Start of TASK INPUTS

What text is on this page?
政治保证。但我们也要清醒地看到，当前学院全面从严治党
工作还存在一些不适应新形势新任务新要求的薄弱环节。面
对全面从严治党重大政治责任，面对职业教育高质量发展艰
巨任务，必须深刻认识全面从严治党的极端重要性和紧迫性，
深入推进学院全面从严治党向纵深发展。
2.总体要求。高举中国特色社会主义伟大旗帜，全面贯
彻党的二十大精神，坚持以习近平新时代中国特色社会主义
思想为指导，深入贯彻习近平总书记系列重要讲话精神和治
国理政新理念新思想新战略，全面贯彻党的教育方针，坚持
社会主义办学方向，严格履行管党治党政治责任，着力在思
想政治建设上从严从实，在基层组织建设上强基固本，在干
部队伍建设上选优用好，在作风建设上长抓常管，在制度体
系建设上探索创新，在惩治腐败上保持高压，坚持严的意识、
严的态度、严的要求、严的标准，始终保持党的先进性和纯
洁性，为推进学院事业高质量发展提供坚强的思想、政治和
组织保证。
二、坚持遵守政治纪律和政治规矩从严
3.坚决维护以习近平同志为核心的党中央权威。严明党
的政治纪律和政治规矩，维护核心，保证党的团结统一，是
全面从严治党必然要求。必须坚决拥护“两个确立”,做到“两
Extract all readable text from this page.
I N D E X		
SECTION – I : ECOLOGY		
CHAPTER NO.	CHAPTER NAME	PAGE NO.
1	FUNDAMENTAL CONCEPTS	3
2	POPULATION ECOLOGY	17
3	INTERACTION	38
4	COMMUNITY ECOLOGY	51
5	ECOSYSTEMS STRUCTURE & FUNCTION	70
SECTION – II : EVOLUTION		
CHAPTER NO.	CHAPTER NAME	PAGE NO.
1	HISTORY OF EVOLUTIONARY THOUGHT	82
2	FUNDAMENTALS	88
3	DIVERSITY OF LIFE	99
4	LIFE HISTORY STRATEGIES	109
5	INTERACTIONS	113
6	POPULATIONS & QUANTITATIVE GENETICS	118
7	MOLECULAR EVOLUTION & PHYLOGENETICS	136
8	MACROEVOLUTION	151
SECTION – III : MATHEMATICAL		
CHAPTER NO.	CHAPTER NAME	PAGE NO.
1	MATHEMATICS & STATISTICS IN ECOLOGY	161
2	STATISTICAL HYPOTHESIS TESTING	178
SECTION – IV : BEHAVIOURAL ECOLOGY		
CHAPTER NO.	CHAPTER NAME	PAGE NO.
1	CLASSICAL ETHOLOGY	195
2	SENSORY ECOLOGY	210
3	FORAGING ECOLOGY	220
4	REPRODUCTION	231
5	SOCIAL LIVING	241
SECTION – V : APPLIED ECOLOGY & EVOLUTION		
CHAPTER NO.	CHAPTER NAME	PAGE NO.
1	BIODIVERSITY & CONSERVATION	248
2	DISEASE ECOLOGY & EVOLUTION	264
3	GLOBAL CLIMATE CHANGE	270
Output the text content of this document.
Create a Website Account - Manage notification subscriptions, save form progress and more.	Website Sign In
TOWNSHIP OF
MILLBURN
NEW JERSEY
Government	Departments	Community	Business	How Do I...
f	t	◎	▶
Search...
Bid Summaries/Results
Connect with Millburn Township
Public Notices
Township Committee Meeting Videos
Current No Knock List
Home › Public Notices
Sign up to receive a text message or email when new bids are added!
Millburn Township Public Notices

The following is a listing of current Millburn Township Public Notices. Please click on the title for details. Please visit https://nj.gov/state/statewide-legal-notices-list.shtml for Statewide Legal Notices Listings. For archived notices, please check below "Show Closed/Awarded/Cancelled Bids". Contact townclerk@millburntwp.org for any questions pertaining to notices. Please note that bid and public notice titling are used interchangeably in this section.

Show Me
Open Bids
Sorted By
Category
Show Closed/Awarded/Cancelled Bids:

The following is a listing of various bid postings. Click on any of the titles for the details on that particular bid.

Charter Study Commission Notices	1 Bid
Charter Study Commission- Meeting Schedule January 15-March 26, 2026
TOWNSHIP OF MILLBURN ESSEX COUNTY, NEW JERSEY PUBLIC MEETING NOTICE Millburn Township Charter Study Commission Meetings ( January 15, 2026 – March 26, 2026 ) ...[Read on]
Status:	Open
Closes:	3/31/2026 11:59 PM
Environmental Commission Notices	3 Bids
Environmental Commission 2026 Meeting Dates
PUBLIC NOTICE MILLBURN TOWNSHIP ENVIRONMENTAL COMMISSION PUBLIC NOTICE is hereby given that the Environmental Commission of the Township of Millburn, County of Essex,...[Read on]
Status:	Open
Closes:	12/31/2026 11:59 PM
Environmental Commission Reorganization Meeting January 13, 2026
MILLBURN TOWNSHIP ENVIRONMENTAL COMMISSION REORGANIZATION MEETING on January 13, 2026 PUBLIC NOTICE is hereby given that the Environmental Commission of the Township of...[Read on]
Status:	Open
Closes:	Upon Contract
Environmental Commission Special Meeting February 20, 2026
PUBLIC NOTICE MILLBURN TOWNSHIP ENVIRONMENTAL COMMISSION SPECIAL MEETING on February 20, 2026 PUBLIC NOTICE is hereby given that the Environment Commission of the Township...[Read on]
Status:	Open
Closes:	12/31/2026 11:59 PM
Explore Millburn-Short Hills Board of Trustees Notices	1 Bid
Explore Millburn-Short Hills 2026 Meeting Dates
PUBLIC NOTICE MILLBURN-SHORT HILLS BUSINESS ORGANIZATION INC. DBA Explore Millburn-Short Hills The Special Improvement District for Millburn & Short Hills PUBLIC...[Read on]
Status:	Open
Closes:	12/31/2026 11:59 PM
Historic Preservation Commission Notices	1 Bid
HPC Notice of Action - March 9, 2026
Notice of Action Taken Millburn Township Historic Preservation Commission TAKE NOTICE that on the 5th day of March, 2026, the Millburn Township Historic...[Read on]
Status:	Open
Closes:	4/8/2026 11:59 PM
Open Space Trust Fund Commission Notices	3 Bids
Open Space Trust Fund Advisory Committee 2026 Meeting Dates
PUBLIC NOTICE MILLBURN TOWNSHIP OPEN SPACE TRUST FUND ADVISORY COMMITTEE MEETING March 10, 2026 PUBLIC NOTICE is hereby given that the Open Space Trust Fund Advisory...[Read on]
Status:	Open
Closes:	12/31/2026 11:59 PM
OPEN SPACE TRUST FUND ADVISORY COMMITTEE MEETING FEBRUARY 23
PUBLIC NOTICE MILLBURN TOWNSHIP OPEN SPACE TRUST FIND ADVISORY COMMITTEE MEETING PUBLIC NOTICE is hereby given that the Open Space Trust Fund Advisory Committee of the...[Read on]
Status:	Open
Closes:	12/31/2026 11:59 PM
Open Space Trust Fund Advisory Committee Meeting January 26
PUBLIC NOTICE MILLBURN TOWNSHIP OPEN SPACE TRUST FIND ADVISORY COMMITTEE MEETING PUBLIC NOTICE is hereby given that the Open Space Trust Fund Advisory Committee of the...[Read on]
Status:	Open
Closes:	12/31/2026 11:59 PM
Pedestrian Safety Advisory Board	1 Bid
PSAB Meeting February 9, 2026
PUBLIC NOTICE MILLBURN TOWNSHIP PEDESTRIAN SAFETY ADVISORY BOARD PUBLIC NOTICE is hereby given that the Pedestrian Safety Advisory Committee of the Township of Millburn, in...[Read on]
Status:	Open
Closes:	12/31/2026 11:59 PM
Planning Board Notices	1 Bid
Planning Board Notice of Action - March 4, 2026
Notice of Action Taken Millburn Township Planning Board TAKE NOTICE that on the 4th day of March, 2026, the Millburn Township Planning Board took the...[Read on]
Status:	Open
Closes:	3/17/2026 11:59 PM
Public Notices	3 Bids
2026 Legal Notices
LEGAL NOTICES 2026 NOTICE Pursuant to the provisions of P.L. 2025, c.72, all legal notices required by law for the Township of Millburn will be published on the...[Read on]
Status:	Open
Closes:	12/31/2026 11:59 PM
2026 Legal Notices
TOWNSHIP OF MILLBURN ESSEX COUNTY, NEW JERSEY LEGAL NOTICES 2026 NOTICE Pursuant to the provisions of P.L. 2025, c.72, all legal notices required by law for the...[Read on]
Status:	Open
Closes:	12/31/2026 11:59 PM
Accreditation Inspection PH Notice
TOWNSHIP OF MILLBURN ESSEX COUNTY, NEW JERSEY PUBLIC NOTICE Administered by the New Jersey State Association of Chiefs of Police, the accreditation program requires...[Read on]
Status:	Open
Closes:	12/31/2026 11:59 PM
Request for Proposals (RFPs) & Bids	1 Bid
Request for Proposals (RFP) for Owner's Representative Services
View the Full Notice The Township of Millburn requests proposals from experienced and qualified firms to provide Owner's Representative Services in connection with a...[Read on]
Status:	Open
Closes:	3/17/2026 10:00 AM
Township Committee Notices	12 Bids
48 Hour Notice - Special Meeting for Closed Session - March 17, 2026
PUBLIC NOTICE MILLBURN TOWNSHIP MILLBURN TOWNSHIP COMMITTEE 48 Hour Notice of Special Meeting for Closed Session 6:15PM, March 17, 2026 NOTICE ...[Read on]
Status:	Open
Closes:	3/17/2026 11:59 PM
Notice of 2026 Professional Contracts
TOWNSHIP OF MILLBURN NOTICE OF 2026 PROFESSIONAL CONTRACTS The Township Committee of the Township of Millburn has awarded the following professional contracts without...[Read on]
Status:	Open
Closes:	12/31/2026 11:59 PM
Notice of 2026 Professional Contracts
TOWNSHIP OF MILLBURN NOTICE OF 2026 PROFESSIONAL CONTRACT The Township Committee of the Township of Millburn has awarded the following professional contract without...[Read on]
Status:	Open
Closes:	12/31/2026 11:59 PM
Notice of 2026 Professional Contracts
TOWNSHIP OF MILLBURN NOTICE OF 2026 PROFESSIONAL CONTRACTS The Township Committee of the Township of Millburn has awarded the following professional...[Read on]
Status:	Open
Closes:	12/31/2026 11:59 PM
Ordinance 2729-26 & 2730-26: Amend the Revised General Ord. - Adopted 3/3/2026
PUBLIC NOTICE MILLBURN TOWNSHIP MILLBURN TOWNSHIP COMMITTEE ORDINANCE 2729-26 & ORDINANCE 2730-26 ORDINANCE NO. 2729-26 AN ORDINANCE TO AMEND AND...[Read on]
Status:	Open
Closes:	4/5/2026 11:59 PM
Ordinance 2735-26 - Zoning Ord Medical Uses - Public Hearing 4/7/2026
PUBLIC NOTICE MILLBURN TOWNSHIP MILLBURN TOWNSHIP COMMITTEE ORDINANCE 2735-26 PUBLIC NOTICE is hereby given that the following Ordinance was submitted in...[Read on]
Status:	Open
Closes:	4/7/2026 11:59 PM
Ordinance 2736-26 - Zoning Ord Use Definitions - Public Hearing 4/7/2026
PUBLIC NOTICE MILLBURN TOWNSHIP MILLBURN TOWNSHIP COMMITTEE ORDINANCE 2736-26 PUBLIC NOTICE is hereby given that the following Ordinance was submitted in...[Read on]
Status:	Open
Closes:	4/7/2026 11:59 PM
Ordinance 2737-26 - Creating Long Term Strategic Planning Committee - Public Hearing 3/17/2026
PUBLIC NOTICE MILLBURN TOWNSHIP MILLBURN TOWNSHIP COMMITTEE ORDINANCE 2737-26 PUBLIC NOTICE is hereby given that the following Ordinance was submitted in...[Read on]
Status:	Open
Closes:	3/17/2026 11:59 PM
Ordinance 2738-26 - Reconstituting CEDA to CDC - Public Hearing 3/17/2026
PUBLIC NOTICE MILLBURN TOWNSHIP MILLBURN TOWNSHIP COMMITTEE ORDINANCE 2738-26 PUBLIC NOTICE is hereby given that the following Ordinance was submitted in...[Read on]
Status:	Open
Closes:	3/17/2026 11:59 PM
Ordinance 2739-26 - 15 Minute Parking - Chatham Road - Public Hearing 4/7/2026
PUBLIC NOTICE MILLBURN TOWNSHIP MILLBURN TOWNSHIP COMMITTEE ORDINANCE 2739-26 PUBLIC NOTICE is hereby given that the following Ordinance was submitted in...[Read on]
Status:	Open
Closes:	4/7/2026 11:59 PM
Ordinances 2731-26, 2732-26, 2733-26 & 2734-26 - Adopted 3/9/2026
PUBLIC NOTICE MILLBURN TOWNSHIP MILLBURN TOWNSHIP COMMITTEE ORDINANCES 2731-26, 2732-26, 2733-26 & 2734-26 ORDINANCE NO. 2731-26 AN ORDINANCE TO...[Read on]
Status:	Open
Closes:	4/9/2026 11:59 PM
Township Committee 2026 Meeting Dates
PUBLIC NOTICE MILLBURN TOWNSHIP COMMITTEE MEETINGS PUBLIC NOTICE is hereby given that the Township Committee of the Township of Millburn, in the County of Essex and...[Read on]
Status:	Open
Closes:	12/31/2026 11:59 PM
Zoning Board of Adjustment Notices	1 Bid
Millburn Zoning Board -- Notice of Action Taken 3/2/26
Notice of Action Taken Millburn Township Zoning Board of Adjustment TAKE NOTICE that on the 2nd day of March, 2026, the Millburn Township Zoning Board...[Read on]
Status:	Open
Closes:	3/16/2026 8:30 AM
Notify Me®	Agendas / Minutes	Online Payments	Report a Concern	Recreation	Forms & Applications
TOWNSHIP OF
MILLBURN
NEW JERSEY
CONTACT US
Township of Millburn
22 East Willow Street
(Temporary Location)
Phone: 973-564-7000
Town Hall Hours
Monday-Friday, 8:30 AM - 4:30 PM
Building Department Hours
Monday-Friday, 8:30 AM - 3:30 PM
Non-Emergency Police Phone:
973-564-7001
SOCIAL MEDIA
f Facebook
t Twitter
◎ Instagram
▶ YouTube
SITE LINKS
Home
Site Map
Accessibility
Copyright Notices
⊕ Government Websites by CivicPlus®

End of TASK INPUTS

STATED EXERCISE >> The answer is a single number: how many lines include the word "Representative"?

FINISHED EXERCISE >> 2